Agroglobal é o nome de uma feira agrícola que decorreu entre 10 e 12 de Setembro no Cartaxo, em Valada do Ribatejo. Começou por ser a “Feira do milho” e passou a “Agroglobal” para abordar muitas outras grandes culturas. É uma excelente feira, que tive o gosto de visitar apesar da chuva que enlameou um relvado magnífico e impediu as demonstrações de maquinaria agrícola dos primeiros dias. Mas chamo-a aqui sobretudo para lhe pedir emprestado o nome para este artigo, porque o “mundo agro” é cada vez mais global, com os preços agrícolas a depender dos leilões na internetde produtos lácteos da Fonterra na Nova Zelândia ou da Bolsa dos contratos futuros de cereais em Chicago.
Um mundo “agroglobal” em que a crise na Ucrânia provocou um embargo russo aos produtos agrícolas europeus, em resposta às sanções da União Europeia à Rússia. Acontece que em 2013, entre as exportações europeias de produtos lácteos, a Rússia representava 33% do queijo e 32% da manteiga; De Portugal havia também alguma exportação e perspetivas positivas para o futuro, embora os valores não sejam significativos. O perigo poderá vir indiretamente, como um dominó, se países tradicionalmente exportadores como Polónia, Alemanha ou Holanda, em desespero, decidirem despejar a qualquer preço algum leite sobrante do seu mercado para o mercado Ibérico. É certo que a União Europeia já concedeu alguns apoios para frutas, hortícolas e também para armazenagem de produtos lácteos, mas vozes avisadas disseram que os valores estão desatualizados e são insuficientes. Sendo um perigo, a baixa do preço ao produtor não é uma fatalidade, por vários motivos: porque já estamos muito abaixo da média comunitária, porque a nossa indústria pode e deve procurar outras oportunidades de exportação e porque o consumidor português prefere nacional, se formos capazes de comunicar bem a nossa mensagem.

Entradas do conjunto de dados de layout

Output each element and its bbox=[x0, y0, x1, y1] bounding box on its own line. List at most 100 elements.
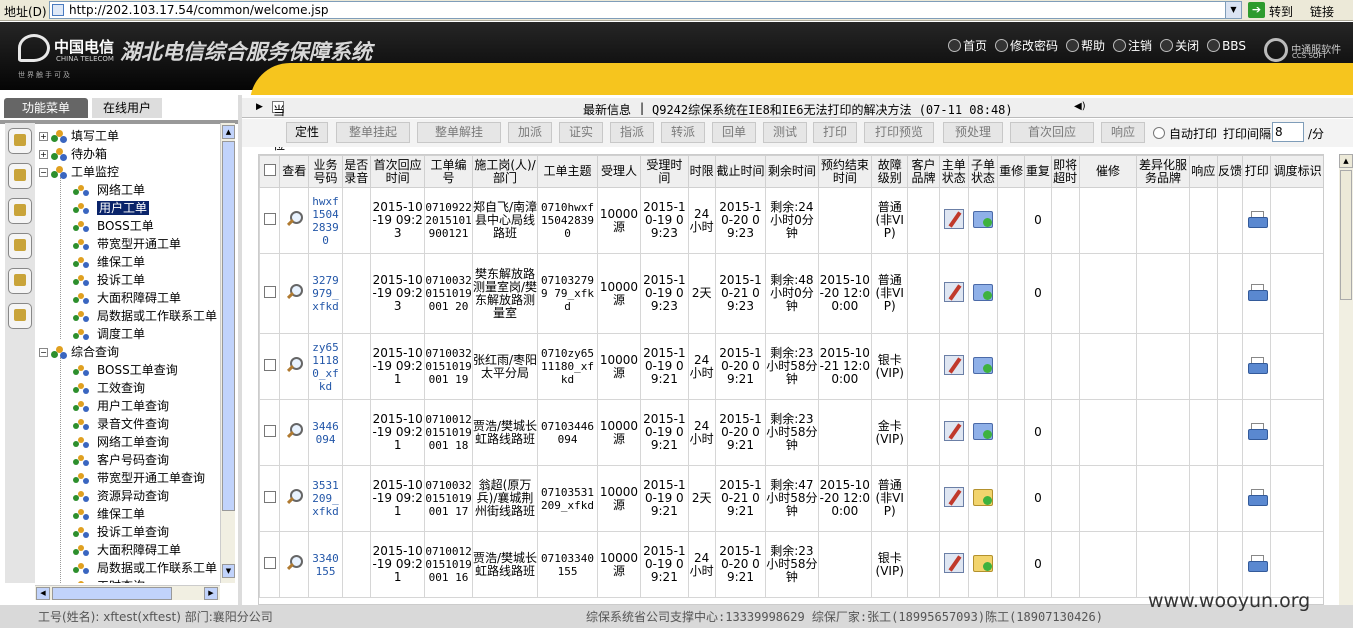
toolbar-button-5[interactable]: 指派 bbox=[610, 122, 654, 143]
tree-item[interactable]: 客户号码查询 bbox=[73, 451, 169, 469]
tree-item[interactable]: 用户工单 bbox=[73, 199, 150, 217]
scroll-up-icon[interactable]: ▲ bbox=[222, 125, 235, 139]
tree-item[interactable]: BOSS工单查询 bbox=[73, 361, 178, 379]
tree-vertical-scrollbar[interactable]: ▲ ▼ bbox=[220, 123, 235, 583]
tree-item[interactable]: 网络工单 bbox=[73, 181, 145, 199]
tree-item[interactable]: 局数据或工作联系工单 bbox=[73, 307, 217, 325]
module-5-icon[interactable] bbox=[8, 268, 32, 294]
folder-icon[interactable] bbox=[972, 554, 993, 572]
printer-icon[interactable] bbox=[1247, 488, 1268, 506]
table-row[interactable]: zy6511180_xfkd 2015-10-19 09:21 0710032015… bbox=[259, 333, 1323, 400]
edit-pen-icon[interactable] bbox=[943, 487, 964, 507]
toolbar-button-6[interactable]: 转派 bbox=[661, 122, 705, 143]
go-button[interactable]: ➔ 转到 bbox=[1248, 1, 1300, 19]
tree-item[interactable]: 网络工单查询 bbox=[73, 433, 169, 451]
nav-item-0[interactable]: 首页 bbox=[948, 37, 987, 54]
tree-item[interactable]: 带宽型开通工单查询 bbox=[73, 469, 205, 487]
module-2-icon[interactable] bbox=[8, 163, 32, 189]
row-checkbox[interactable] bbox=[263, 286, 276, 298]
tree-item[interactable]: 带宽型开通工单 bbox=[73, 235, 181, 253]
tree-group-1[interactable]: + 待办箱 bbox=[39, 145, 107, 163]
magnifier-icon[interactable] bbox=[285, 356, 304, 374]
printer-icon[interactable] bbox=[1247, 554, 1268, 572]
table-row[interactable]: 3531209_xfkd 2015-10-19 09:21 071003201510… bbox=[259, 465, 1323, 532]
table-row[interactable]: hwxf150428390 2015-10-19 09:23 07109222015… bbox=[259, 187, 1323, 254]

● **A fazer**:
[1] Reproduza fielmente o trecho do texto sobre a Agroglobal que abre com as palavras "Agroglobal é o" e fecha com "cereais em Chicago.".
[2] Responda às seguintes perguntas com base no texto sobre a Agroglobal:
(a) Entre que dias de Setembro decorreu a feira?
(b) Com que nome começou a feira?
(c) Em 2013, que percentagem do queijo nas exportações europeias de produtos lácteos representava a Rússia?

● **Respostas completas**:
[1]
Agroglobal é o nome de uma feira agrícola que decorreu entre 10 e 12 de Setembro no Cartaxo, em Valada do Ribatejo. Começou por ser a “Feira do milho” e passou a “Agroglobal” para abordar muitas outras grandes culturas. É uma excelente feira, que tive o gosto de visitar apesar da chuva que enlameou um relvado magnífico e impediu as demonstrações de maquinaria agrícola dos primeiros dias. Mas chamo-a aqui sobretudo para lhe pedir emprestado o nome para este artigo, porque o “mundo agro” é cada vez mais global, com os preços agrícolas a depender dos leilões na internetde produtos lácteos da Fonterra na Nova Zelândia ou da Bolsa dos contratos futuros de cereais em Chicago.

[2]
(a) Entre 10 e 12 de Setembro.
(b) "Feira do milho".
(c) 33%.